[Some records]

────────────────────

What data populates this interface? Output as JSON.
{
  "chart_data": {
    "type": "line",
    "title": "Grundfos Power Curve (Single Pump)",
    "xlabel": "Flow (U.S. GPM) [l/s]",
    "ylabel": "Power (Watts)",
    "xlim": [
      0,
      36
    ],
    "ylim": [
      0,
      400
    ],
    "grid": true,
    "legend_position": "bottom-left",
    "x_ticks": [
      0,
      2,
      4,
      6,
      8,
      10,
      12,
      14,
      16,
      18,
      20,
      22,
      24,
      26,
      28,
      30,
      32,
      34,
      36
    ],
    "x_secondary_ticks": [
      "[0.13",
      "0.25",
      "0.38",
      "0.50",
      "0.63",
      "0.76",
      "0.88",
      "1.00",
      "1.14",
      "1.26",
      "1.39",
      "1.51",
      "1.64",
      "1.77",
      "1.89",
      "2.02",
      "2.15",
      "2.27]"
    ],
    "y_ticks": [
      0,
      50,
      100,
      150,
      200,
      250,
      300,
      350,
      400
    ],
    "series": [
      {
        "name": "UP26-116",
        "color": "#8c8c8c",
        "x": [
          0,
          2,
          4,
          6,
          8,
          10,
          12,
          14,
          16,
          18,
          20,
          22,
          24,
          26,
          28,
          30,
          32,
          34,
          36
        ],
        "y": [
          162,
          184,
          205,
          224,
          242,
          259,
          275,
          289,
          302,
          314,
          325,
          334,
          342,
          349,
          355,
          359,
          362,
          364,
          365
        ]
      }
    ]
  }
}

────────────────────

# STATED EXERCISE:
Set down the material above again, word for word.

# SOLUTION:
What data populates this interface? Output as JSON.
{
  "chart_data": {
    "type": "line",
    "title": "Grundfos Power Curve (Single Pump)",
    "xlabel": "Flow (U.S. GPM) [l/s]",
    "ylabel": "Power (Watts)",
    "xlim": [
      0,
      36
    ],
    "ylim": [
      0,
      400
    ],
    "grid": true,
    "legend_position": "bottom-left",
    "x_ticks": [
      0,
      2,
      4,
      6,
      8,
      10,
      12,
      14,
      16,
      18,
      20,
      22,
      24,
      26,
      28,
      30,
      32,
      34,
      36
    ],
    "x_secondary_ticks": [
      "[0.13",
      "0.25",
      "0.38",
      "0.50",
      "0.63",
      "0.76",
      "0.88",
      "1.00",
      "1.14",
      "1.26",
      "1.39",
      "1.51",
      "1.64",
      "1.77",
      "1.89",
      "2.02",
      "2.15",
      "2.27]"
    ],
    "y_ticks": [
      0,
      50,
      100,
      150,
      200,
      250,
      300,
      350,
      400
    ],
    "series": [
      {
        "name": "UP26-116",
        "color": "#8c8c8c",
        "x": [
          0,
          2,
          4,
          6,
          8,
          10,
          12,
          14,
          16,
          18,
          20,
          22,
          24,
          26,
          28,
          30,
          32,
          34,
          36
        ],
        "y": [
          162,
          184,
          205,
          224,
          242,
          259,
          275,
          289,
          302,
          314,
          325,
          334,
          342,
          349,
          355,
          359,
          362,
          364,
          365
        ]
      }
    ]
  }
}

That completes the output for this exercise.